━━━ Data section

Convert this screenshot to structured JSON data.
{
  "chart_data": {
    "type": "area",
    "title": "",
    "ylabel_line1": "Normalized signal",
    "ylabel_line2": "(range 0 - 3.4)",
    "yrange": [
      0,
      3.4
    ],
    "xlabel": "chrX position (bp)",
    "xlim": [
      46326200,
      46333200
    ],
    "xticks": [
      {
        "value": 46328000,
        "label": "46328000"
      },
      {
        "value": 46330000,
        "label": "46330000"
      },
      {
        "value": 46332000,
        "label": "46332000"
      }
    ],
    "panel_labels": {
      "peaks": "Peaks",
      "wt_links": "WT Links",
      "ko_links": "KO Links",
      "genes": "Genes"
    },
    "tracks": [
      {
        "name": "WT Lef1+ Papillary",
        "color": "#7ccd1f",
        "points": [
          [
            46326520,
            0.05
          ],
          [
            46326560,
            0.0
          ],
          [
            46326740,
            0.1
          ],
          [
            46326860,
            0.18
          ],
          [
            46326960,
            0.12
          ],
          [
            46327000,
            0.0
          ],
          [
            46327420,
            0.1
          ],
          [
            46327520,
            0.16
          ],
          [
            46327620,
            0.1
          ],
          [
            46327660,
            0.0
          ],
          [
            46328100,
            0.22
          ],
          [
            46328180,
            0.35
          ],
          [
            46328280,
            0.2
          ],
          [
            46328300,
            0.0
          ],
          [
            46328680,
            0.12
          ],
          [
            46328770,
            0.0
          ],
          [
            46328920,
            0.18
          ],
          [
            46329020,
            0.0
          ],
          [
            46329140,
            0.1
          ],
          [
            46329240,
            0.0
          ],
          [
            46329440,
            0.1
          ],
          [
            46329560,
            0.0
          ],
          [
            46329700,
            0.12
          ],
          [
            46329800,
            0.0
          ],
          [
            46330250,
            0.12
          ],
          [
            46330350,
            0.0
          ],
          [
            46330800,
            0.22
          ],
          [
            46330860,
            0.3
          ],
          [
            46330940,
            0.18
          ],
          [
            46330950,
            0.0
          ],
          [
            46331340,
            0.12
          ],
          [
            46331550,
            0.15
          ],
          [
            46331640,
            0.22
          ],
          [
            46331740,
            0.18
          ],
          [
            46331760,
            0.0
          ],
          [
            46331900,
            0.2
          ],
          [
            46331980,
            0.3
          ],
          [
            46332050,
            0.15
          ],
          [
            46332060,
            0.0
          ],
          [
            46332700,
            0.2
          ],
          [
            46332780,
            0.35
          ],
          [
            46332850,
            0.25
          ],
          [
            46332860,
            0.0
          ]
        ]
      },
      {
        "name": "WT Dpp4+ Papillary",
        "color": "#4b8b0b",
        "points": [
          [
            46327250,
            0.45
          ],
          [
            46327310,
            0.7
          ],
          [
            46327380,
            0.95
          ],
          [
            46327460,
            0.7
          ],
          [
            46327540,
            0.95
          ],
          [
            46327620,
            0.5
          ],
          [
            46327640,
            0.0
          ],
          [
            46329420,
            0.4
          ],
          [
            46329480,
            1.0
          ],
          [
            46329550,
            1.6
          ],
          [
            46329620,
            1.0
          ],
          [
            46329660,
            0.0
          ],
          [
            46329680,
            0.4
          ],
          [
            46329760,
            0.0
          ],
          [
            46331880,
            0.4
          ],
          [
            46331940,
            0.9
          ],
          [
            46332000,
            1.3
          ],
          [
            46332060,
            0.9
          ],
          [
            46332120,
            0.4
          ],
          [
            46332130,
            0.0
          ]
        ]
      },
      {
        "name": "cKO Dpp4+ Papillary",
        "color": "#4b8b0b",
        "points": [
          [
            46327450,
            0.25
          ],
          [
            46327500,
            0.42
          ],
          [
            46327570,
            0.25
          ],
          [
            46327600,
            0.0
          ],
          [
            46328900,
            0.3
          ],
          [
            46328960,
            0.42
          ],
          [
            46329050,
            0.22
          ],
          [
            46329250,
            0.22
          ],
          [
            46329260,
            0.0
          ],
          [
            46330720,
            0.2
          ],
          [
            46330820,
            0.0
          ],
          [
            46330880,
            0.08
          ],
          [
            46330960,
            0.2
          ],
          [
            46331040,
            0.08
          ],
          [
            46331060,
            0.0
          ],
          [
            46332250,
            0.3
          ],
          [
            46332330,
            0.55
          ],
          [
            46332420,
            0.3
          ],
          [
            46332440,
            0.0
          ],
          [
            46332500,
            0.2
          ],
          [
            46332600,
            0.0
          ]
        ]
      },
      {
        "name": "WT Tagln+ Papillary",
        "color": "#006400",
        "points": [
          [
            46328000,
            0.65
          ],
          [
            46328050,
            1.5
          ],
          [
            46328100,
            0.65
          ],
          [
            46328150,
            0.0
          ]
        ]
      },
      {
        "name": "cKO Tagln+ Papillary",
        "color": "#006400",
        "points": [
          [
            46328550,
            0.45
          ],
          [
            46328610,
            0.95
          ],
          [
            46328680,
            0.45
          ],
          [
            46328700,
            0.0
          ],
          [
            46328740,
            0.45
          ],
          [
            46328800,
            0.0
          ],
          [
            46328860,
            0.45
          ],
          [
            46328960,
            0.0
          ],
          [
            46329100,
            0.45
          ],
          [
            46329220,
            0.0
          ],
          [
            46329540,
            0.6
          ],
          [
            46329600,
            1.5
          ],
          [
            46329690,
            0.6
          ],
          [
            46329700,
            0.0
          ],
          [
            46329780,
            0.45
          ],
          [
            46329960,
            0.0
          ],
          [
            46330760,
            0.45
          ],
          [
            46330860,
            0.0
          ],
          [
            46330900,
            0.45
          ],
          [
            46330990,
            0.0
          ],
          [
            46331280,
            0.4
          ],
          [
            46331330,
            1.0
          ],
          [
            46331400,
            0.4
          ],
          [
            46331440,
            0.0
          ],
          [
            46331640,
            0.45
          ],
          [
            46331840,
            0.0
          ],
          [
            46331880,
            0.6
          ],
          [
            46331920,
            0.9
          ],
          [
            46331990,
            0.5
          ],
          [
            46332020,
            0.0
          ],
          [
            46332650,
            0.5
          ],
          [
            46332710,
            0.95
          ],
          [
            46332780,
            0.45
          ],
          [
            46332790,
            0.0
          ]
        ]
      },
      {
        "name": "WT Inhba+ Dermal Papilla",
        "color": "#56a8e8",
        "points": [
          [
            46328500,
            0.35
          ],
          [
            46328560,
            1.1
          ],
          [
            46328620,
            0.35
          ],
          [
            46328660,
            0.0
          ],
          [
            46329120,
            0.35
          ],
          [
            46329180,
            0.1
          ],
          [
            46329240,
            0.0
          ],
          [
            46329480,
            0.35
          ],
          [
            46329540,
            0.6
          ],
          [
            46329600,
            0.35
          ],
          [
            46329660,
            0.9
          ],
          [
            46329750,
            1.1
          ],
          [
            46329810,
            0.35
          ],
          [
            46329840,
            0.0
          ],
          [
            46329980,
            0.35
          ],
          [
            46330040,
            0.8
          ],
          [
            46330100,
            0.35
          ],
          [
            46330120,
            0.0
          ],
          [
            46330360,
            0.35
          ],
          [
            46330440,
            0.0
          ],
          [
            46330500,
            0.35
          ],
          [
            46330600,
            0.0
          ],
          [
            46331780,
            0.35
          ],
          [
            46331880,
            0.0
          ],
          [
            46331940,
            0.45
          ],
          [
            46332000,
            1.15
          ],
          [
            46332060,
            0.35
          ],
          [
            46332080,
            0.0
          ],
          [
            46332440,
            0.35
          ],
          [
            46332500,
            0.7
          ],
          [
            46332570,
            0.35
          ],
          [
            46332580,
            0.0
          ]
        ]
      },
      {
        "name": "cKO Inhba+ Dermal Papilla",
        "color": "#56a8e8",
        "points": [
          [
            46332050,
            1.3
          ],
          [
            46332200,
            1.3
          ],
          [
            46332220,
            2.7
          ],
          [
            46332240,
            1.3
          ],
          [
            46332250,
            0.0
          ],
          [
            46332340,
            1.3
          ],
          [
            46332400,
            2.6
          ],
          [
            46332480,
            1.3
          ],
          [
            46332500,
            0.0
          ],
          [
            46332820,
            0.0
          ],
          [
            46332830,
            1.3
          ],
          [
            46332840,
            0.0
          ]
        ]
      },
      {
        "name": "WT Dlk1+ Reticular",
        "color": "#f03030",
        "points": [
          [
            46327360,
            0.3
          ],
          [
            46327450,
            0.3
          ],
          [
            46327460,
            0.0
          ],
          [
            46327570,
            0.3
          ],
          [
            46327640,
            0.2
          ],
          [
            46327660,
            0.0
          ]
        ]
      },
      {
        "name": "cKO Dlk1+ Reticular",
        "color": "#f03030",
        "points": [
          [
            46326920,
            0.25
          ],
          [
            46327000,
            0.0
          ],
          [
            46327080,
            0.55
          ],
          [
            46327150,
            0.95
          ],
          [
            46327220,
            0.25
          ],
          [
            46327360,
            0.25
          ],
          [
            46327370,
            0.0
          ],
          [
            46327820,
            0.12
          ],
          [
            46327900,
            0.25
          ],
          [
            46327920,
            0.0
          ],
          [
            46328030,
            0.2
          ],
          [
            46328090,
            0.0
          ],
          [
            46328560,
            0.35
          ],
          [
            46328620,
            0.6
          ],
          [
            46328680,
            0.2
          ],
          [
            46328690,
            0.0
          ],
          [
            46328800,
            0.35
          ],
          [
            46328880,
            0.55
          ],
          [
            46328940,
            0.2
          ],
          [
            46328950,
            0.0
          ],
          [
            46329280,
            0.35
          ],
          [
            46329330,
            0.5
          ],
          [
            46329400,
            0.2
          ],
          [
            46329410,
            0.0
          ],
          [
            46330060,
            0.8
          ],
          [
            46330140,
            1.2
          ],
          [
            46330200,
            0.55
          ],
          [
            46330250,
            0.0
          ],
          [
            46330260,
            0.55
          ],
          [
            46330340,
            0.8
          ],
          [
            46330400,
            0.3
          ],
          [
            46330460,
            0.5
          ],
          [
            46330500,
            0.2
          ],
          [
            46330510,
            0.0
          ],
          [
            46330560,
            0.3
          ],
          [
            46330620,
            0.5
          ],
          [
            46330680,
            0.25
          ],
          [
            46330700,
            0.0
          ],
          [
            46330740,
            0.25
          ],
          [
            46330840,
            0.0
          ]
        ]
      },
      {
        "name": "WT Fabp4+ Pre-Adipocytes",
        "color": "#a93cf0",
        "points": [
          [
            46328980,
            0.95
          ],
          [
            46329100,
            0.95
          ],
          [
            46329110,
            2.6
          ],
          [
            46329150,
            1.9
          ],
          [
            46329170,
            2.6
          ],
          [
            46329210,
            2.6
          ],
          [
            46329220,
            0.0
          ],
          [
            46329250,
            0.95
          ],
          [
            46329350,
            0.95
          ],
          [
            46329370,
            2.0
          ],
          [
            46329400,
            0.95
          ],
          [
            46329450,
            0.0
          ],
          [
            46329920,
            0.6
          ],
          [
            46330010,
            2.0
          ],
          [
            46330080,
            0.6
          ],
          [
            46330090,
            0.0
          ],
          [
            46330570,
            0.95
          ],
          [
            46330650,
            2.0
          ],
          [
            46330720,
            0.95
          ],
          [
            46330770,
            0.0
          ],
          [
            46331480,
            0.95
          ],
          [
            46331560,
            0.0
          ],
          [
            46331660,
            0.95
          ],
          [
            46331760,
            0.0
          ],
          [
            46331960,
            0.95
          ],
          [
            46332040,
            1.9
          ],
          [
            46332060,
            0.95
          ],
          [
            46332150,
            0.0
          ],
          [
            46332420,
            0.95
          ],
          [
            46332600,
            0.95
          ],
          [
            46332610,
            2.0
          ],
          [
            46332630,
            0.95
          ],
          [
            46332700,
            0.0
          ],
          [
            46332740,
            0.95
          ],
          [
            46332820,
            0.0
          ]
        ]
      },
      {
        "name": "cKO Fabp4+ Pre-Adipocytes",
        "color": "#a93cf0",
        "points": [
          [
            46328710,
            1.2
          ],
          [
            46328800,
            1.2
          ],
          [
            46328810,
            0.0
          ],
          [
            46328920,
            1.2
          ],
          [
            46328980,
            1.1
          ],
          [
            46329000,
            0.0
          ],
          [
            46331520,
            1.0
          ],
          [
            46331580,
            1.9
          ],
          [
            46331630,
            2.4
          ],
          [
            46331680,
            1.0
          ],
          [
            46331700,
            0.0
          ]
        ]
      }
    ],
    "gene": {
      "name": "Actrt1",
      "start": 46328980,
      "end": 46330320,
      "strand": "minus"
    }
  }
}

━━━━━━

## Assigned task
Look through the material above for the word "Tagln" and copy every line that has it.

## Task answer
        "name": "WT Tagln+ Papillary",
        "name": "cKO Tagln+ Papillary",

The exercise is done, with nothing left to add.